REQUIREMENTS
Copy out all lines in the data below containing the string "nCases".

MATERIAL FOR THE TASK
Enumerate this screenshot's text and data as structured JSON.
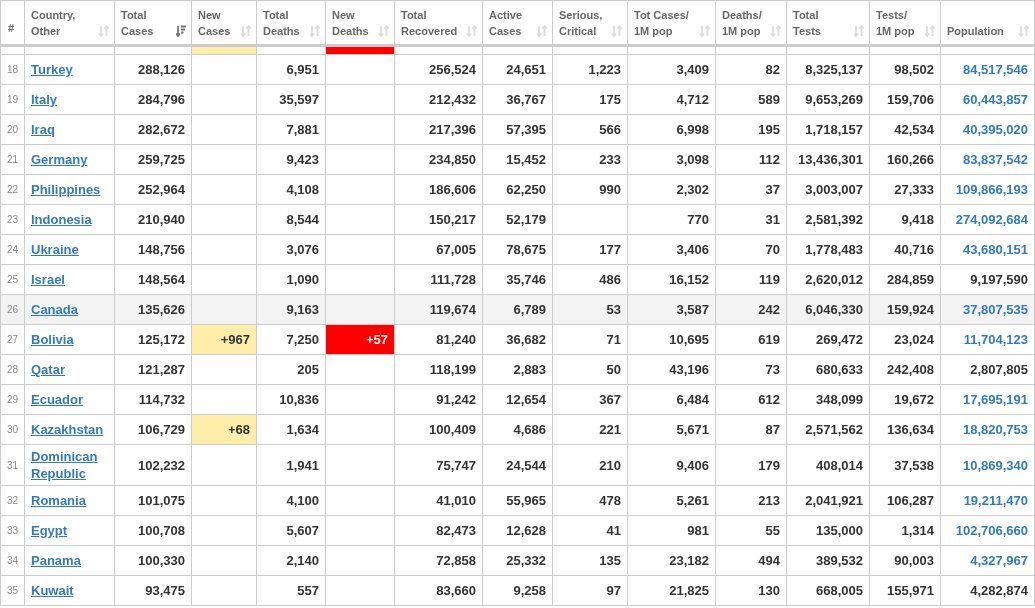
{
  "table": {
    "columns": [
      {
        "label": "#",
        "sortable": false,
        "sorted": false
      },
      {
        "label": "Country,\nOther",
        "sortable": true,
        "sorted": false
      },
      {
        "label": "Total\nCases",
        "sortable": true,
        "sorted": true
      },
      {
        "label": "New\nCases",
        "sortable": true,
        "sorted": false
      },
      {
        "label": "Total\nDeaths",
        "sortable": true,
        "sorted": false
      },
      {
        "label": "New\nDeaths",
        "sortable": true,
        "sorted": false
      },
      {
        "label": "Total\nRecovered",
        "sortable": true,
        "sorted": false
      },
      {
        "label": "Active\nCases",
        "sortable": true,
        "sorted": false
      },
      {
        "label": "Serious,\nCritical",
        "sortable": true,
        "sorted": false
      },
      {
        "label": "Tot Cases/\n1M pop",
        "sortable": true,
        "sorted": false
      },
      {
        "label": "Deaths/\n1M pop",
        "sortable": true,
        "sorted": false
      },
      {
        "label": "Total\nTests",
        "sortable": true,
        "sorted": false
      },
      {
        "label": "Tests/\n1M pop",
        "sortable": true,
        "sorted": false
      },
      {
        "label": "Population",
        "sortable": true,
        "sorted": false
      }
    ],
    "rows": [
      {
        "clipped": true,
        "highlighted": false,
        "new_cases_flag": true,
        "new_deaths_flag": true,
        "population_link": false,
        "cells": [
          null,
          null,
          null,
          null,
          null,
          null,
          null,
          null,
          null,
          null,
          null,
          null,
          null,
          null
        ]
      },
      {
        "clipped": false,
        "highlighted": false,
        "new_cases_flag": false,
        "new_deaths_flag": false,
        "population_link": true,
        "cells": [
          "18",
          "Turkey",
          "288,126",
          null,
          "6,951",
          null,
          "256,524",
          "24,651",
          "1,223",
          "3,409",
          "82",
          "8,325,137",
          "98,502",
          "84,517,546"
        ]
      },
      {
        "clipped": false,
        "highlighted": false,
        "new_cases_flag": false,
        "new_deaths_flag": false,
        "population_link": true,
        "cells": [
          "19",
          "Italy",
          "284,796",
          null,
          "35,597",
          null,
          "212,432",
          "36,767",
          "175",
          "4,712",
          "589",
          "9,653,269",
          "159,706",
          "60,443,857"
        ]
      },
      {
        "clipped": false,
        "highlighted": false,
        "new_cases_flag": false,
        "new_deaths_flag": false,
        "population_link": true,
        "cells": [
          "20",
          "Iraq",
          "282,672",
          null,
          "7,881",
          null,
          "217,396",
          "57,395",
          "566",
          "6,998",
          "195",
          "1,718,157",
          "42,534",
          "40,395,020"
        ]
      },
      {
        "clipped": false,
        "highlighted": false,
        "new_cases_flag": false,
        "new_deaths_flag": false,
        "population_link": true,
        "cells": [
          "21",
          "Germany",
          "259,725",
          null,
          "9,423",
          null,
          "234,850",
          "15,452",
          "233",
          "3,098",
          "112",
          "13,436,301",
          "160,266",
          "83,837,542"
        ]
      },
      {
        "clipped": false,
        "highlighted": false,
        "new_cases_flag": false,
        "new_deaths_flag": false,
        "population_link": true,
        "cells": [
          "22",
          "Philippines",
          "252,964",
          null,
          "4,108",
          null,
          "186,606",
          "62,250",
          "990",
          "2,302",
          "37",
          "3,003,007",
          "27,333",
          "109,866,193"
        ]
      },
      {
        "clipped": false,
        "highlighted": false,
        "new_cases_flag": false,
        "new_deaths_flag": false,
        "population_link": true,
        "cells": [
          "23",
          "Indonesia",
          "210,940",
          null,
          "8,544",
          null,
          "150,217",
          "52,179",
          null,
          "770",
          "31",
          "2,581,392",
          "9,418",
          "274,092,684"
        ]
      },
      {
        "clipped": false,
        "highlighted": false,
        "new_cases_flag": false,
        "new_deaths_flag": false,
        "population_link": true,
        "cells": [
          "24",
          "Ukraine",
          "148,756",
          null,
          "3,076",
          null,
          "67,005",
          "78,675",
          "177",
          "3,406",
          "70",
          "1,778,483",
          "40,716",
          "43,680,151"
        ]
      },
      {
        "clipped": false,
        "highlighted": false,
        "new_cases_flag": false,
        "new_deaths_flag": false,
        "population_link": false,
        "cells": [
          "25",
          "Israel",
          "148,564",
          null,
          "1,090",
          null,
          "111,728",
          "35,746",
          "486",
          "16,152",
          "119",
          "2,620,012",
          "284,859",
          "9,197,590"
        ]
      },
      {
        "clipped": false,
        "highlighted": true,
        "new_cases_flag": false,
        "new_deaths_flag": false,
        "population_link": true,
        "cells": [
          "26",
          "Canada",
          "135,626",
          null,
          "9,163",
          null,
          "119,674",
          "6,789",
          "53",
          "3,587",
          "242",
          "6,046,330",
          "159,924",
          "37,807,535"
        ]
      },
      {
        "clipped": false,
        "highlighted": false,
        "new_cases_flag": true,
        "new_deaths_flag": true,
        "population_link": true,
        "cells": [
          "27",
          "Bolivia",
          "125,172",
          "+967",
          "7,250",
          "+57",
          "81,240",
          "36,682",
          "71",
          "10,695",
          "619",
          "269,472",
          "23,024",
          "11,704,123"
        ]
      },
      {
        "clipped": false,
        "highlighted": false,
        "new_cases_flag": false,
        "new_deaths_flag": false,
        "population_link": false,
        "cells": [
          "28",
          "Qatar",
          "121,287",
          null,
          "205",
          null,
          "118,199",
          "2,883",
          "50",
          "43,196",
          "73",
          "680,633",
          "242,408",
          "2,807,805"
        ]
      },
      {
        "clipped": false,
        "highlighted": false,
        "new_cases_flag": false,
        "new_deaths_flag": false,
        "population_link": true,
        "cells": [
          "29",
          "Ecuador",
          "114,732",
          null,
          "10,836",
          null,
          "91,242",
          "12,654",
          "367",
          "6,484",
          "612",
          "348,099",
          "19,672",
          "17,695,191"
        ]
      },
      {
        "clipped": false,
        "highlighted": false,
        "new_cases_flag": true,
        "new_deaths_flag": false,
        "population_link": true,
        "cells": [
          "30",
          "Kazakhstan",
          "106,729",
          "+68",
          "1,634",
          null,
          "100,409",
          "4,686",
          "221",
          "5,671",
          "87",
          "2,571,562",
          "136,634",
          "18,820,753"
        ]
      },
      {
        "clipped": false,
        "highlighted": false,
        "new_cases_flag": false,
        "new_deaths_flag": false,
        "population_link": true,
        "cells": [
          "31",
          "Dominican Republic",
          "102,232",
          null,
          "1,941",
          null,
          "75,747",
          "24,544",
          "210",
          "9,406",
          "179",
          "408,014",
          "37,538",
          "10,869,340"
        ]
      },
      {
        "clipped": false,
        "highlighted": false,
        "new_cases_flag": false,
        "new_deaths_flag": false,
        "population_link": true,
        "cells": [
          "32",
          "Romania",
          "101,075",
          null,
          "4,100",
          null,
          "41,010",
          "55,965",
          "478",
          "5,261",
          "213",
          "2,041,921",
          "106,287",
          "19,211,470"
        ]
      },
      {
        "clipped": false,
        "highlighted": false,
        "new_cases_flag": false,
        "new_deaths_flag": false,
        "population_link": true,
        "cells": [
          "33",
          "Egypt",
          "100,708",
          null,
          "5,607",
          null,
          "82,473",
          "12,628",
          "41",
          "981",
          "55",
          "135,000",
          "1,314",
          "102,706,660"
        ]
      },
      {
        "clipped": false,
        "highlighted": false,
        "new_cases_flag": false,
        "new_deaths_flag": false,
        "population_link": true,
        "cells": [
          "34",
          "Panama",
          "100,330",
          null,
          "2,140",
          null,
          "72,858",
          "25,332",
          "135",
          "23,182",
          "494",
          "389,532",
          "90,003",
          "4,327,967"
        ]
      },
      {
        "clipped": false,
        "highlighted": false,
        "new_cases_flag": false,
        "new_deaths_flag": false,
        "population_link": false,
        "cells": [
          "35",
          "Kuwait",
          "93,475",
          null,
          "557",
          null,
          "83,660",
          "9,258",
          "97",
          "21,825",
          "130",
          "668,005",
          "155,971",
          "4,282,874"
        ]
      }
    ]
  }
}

ANSWER TO THE TASK
        "label": "Total\nCases",
        "label": "New\nCases",
        "label": "Active\nCases",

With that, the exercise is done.